(What you are asked to do) Omit every picture and return the rest of the data unaltered.

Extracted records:
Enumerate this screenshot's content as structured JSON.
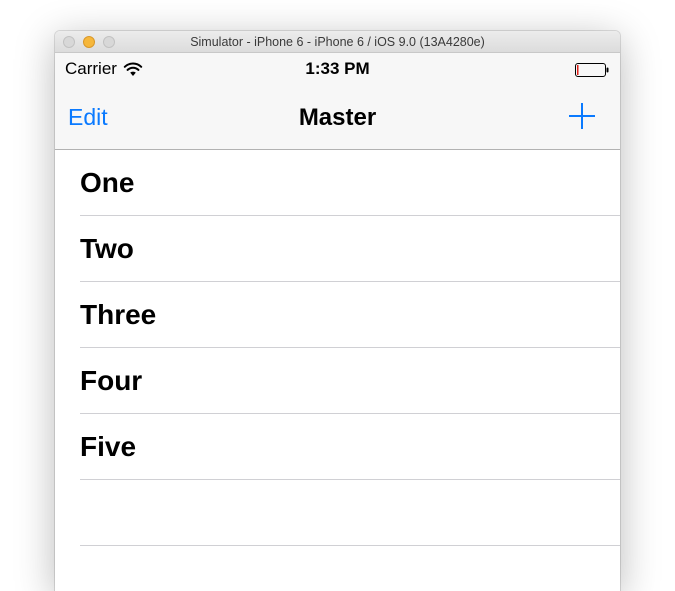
{
  "window": {
    "title": "Simulator - iPhone 6 - iPhone 6 / iOS 9.0 (13A4280e)"
  },
  "status_bar": {
    "carrier": "Carrier",
    "time": "1:33 PM",
    "wifi_icon": "wifi-icon",
    "battery_icon": "battery-icon"
  },
  "nav_bar": {
    "edit_label": "Edit",
    "title": "Master",
    "add_icon": "plus-icon",
    "accent_color": "#0a7aff"
  },
  "table": {
    "rows": [
      {
        "label": "One"
      },
      {
        "label": "Two"
      },
      {
        "label": "Three"
      },
      {
        "label": "Four"
      },
      {
        "label": "Five"
      },
      {
        "label": ""
      }
    ]
  }
}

(Response to this task)
Enumerate this screenshot's content as structured JSON.
{
  "window": {
    "title": "Simulator - iPhone 6 - iPhone 6 / iOS 9.0 (13A4280e)"
  },
  "status_bar": {
    "carrier": "Carrier",
    "time": "1:33 PM",
    "wifi_icon": "wifi-icon",
    "battery_icon": "battery-icon"
  },
  "nav_bar": {
    "edit_label": "Edit",
    "title": "Master",
    "add_icon": "plus-icon",
    "accent_color": "#0a7aff"
  },
  "table": {
    "rows": [
      {
        "label": "One"
      },
      {
        "label": "Two"
      },
      {
        "label": "Three"
      },
      {
        "label": "Four"
      },
      {
        "label": "Five"
      },
      {
        "label": ""
      }
    ]
  }
}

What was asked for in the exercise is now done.